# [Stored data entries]
****************

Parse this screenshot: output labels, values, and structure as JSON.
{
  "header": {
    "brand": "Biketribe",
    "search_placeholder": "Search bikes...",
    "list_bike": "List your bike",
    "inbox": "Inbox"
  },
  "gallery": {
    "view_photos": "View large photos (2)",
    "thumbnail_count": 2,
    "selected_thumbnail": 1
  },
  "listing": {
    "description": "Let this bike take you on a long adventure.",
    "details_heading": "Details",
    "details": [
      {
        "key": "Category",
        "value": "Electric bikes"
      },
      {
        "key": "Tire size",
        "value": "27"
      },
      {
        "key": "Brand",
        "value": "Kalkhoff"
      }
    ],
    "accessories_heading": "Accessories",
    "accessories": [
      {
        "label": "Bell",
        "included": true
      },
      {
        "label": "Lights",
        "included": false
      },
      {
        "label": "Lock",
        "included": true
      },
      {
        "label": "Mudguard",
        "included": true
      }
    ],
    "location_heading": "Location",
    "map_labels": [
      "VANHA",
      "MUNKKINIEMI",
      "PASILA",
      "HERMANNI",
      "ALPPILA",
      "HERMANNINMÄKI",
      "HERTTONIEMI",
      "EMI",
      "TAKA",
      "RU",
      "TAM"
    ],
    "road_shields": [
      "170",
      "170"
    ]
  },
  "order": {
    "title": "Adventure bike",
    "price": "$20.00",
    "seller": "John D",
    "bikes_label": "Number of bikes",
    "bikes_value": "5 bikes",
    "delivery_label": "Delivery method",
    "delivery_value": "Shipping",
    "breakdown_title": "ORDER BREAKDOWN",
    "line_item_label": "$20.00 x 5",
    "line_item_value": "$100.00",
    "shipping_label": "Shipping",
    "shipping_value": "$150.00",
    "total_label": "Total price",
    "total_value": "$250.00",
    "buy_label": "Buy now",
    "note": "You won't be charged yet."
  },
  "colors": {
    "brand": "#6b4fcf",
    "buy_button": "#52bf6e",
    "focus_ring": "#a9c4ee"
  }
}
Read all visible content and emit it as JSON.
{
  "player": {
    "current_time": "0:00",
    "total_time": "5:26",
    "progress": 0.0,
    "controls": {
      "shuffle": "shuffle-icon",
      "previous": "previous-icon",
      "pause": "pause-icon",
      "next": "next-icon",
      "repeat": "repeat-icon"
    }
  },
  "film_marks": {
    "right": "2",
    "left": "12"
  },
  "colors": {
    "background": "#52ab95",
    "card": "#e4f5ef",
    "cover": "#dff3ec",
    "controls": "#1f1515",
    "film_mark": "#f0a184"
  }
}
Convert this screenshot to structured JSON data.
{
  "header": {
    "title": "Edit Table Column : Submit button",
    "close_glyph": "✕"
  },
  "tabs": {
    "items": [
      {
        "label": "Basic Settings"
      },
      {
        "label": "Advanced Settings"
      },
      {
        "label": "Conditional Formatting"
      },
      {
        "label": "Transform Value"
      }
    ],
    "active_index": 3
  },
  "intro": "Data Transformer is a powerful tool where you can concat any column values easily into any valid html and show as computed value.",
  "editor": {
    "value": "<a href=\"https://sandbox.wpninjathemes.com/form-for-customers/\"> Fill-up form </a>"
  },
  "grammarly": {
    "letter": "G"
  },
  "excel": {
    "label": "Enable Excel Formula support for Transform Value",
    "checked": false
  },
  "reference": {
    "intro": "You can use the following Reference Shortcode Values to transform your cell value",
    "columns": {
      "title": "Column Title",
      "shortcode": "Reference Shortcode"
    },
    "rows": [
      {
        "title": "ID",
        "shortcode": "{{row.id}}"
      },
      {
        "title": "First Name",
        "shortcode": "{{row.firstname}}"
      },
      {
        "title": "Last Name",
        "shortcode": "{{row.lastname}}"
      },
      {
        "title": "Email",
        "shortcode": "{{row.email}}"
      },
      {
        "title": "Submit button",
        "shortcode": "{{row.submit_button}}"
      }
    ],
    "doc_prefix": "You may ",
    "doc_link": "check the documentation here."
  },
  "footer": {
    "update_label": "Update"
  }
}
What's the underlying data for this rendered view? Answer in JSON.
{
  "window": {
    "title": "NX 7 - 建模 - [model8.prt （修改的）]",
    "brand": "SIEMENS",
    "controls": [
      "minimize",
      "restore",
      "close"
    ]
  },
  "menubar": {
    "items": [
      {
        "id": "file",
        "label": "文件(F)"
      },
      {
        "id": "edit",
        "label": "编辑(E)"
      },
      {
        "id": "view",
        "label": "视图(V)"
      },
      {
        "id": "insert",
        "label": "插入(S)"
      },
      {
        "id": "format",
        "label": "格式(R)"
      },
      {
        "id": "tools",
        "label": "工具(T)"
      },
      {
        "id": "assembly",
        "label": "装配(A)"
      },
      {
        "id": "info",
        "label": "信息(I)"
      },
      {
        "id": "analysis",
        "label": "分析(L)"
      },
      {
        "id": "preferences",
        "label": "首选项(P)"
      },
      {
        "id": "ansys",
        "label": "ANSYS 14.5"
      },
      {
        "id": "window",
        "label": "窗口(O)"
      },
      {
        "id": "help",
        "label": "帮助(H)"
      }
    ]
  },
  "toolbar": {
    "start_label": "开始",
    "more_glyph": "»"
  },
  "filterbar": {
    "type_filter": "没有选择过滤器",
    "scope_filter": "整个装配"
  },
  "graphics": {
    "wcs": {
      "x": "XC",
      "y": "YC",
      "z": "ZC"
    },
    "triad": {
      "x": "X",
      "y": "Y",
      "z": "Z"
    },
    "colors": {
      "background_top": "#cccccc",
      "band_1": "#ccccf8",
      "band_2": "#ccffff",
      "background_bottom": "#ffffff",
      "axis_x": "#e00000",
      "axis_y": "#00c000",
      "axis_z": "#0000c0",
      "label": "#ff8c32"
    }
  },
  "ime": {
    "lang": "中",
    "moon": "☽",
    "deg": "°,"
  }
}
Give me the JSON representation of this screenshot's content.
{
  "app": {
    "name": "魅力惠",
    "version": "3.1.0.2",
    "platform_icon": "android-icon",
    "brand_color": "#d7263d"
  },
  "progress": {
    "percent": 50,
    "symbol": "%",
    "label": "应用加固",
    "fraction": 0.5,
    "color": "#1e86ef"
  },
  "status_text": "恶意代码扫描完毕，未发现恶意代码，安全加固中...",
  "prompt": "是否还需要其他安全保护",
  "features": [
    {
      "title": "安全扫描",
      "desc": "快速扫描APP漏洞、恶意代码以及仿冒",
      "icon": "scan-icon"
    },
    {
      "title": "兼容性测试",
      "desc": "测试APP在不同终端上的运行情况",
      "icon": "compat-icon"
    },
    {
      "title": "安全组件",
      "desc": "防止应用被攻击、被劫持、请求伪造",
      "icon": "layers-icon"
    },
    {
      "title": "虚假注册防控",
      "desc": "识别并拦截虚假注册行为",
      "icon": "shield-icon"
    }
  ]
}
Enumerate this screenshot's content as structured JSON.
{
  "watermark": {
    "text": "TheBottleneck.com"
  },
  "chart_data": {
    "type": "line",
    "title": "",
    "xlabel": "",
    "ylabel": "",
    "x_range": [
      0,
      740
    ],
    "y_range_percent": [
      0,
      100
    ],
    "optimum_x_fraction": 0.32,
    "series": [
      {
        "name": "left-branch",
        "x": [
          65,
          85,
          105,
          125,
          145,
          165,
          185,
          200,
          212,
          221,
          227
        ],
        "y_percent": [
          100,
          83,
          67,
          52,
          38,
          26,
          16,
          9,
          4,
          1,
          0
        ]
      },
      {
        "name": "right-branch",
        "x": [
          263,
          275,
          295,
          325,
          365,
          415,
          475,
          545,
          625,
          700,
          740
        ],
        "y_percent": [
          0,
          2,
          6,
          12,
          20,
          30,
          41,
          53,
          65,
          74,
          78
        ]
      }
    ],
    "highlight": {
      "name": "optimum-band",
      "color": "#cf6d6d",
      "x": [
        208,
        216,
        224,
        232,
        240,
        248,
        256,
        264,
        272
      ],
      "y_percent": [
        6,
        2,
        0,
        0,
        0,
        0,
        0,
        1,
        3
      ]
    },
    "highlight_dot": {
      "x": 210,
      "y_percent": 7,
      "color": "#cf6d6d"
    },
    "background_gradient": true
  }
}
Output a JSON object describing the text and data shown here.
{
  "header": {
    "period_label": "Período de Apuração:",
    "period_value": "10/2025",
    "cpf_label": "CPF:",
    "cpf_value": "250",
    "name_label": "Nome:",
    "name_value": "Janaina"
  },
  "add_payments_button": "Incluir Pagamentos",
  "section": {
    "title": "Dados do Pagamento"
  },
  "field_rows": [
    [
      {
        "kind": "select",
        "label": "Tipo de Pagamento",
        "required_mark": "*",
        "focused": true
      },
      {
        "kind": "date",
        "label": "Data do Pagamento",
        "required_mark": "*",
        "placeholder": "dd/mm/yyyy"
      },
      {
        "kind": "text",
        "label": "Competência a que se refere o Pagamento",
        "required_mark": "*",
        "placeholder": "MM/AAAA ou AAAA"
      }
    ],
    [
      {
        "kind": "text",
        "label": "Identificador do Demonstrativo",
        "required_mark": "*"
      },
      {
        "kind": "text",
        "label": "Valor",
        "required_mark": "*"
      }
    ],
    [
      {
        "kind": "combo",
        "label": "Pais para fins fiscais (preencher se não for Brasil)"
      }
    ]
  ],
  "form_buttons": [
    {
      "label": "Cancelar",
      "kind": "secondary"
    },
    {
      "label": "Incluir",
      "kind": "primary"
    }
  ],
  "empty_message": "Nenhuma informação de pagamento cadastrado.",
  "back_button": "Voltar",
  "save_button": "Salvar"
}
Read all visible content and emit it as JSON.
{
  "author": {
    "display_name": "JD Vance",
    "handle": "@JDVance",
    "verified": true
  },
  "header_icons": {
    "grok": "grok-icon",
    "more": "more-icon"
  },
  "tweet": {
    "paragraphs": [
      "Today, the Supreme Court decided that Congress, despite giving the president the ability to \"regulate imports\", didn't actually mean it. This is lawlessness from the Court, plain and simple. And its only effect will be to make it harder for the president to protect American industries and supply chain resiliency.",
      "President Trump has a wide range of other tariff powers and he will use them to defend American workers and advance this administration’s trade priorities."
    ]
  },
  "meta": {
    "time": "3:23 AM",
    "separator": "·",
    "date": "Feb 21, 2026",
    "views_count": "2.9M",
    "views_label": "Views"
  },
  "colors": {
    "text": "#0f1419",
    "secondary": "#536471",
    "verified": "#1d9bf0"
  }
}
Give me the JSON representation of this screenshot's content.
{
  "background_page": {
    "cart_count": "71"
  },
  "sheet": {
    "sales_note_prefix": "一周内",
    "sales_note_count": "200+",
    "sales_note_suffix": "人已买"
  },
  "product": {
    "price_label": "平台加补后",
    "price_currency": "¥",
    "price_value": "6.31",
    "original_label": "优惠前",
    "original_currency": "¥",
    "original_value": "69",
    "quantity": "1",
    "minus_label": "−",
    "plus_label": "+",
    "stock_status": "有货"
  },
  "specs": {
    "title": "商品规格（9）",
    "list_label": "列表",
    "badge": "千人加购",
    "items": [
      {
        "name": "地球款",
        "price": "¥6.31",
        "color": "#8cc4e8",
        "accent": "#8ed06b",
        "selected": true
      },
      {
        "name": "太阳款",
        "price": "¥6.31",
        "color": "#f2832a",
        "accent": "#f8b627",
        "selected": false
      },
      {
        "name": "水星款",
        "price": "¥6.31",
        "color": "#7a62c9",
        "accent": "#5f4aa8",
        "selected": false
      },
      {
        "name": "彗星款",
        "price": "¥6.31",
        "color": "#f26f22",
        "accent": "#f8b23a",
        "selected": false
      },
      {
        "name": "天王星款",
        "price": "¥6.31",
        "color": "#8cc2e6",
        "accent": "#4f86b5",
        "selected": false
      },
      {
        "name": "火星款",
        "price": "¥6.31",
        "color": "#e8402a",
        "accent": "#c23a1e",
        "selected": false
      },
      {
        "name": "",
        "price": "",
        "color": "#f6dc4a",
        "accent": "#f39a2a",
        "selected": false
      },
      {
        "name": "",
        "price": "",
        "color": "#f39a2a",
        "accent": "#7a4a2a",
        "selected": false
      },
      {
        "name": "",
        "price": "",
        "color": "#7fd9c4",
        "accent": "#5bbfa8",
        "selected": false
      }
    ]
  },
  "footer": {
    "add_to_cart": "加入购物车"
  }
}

****************

# [Exercise aim]
Search the entries for the word "kind" and pick out every line that holds it.

# [Answer for this exercise]
        "kind": "select",
        "kind": "date",
        "kind": "text",
        "kind": "text",
        "kind": "text",
        "kind": "combo",
      "kind": "secondary"
      "kind": "primary"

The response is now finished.